What you are asked to do: Search the data below for the string "minimized". Extract every line that contains it.

----- Supplied data

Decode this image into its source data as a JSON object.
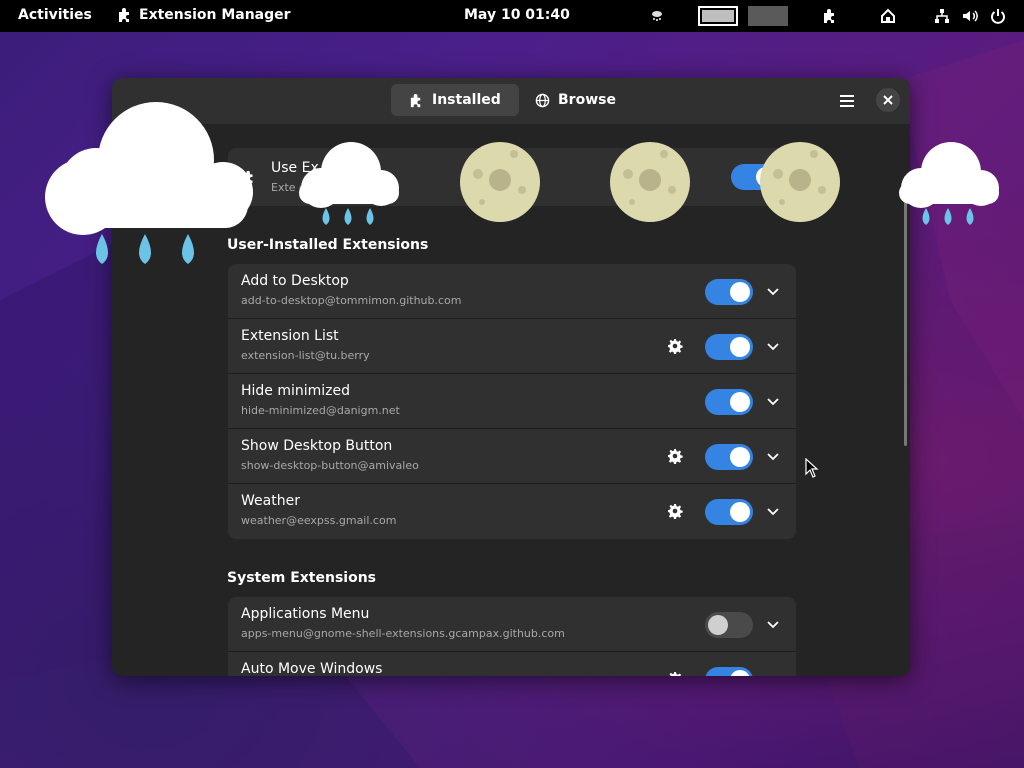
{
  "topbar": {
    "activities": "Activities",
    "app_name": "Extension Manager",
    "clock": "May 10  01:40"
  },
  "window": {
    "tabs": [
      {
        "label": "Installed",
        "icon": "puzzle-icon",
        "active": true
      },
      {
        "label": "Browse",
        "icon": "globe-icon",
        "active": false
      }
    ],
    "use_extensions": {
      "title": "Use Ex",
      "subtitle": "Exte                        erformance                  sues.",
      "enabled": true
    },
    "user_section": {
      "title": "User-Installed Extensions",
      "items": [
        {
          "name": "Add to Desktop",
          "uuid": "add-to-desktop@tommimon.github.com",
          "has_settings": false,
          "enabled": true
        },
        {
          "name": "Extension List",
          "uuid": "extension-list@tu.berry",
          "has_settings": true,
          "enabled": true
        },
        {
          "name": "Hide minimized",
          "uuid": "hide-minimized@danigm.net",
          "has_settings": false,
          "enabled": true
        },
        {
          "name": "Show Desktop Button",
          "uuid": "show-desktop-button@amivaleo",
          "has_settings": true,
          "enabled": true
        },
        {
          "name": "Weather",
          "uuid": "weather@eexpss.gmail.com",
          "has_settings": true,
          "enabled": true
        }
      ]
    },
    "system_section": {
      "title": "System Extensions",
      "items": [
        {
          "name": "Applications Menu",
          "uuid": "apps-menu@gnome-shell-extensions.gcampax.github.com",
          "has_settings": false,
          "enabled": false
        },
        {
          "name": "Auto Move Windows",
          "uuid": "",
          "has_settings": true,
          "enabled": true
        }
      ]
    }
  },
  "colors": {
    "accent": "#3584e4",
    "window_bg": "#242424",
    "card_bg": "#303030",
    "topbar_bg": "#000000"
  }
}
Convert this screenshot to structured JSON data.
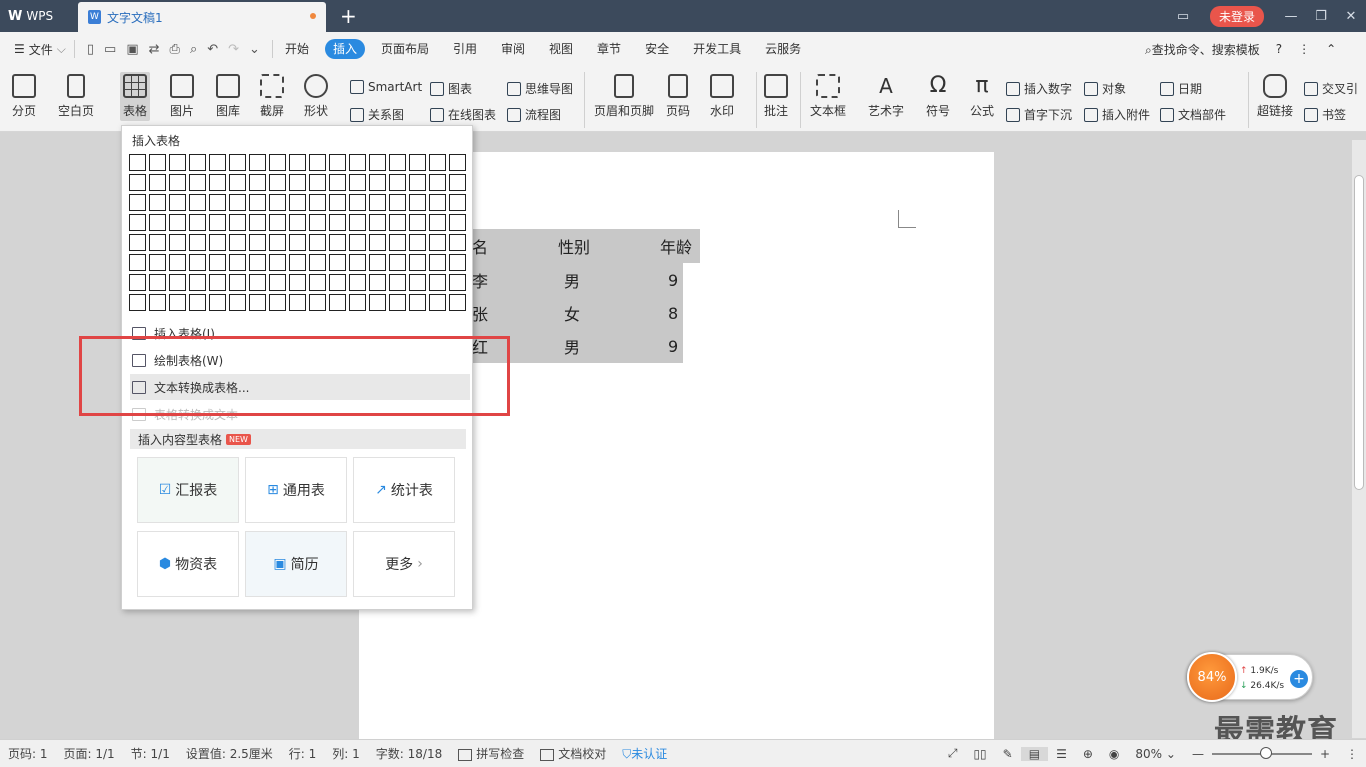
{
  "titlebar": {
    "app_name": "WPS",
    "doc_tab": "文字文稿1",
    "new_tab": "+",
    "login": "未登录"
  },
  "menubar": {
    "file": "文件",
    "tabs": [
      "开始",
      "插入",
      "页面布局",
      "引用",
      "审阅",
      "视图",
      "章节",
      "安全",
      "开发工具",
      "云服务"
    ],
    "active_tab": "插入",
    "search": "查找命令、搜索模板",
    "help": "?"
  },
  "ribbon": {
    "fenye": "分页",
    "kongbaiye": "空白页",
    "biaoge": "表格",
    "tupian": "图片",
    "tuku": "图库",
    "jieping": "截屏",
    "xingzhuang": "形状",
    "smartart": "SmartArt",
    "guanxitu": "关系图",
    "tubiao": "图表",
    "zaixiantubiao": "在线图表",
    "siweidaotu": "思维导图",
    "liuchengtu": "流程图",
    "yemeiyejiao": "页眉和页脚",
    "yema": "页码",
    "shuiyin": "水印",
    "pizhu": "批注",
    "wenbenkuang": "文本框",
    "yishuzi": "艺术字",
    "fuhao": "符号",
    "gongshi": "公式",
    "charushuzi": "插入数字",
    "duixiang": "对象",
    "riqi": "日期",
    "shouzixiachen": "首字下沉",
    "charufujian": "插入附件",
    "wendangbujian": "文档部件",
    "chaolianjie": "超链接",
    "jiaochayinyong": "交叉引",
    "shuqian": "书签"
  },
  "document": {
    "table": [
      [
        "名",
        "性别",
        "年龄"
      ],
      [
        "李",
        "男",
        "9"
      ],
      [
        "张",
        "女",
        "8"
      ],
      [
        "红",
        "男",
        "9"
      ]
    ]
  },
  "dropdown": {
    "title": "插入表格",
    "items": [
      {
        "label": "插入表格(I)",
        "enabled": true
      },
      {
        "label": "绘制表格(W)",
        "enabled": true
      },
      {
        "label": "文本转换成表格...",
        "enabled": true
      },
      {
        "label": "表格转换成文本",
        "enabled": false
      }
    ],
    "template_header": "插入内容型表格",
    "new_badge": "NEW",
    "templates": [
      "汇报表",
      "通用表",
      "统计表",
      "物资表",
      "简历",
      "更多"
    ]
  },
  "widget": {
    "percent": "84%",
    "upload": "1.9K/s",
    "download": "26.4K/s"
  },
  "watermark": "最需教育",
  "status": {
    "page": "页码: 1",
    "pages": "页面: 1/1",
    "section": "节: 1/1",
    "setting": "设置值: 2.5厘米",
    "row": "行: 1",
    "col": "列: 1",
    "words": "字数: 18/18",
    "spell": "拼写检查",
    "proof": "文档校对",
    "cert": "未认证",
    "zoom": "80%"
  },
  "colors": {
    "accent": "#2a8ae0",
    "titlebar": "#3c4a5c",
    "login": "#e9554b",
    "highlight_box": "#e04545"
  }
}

----------
----- Supplied data

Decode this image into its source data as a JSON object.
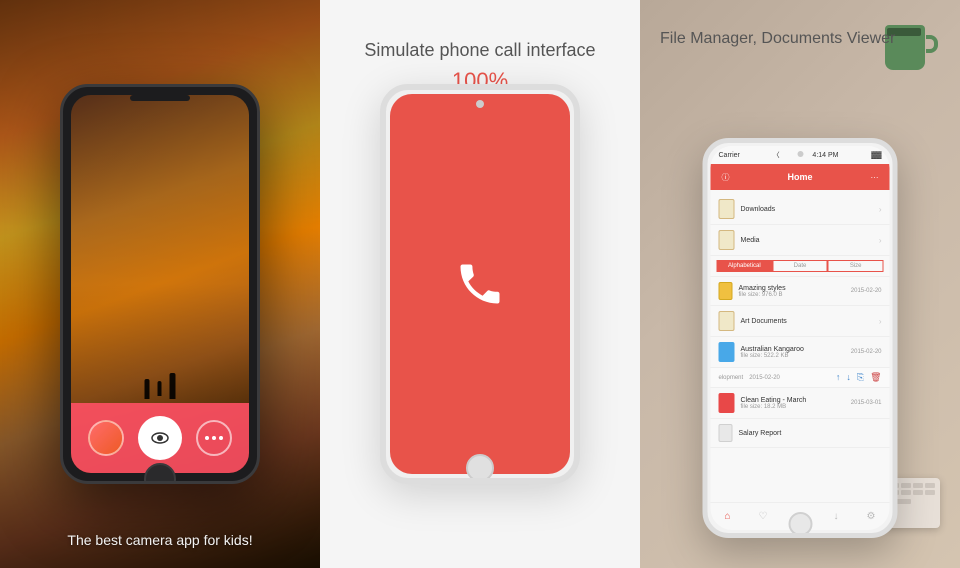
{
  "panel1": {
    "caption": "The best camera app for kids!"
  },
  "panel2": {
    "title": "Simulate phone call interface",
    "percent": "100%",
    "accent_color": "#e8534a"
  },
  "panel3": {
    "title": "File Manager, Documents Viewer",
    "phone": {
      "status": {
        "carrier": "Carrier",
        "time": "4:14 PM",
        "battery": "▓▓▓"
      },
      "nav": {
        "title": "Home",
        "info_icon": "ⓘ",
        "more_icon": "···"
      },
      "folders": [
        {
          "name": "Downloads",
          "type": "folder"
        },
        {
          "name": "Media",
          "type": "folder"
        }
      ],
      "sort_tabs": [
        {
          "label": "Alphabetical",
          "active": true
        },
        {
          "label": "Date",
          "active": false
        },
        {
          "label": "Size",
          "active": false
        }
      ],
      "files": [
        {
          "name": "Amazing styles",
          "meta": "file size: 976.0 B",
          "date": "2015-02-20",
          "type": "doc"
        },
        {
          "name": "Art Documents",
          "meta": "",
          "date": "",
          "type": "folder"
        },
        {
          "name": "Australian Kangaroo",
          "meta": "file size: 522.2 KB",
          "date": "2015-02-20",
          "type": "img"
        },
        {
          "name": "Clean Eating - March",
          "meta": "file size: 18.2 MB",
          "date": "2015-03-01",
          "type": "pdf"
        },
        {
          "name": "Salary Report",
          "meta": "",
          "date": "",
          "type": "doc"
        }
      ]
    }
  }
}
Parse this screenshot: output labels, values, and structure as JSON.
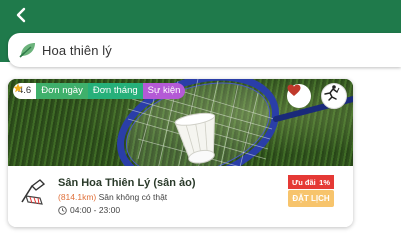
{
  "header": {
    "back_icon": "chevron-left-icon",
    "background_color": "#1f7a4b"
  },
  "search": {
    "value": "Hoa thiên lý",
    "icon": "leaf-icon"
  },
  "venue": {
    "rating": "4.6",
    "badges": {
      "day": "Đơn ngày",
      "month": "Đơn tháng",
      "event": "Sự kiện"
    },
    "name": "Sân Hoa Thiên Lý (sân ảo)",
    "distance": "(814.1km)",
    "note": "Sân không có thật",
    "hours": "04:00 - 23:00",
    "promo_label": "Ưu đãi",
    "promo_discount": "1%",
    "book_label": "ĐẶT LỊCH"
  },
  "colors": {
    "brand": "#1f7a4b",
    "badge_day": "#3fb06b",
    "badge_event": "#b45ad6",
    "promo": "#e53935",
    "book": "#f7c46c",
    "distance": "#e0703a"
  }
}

----------
----- Supplied data

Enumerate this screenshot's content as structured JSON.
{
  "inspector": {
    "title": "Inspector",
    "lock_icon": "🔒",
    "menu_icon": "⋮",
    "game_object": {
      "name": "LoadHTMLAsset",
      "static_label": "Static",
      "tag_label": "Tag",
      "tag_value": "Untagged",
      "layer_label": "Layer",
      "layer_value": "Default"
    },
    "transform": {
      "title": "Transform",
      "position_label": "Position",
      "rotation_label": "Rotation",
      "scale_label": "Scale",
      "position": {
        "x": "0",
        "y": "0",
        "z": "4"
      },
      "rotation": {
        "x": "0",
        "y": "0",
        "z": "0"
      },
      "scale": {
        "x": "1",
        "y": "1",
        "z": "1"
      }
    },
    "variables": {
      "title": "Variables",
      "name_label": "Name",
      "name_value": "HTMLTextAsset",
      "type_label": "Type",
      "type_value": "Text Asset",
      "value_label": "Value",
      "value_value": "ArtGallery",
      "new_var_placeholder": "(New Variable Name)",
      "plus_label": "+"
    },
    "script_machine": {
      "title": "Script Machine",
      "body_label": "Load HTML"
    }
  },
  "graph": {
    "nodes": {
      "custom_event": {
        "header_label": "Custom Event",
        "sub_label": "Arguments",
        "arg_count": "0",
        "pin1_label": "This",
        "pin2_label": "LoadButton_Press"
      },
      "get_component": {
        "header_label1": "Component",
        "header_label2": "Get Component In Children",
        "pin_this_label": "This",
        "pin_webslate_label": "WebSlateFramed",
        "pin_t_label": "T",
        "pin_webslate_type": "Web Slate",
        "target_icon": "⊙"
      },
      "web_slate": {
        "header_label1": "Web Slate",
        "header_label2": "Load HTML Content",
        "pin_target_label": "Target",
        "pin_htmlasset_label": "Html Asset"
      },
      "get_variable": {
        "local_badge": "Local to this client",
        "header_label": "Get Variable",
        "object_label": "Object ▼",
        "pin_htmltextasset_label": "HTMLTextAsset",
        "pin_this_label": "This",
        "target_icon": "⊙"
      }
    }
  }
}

----------

Task response:
          "name": "Hide minimized",
          "uuid": "hide-minimized@danigm.net",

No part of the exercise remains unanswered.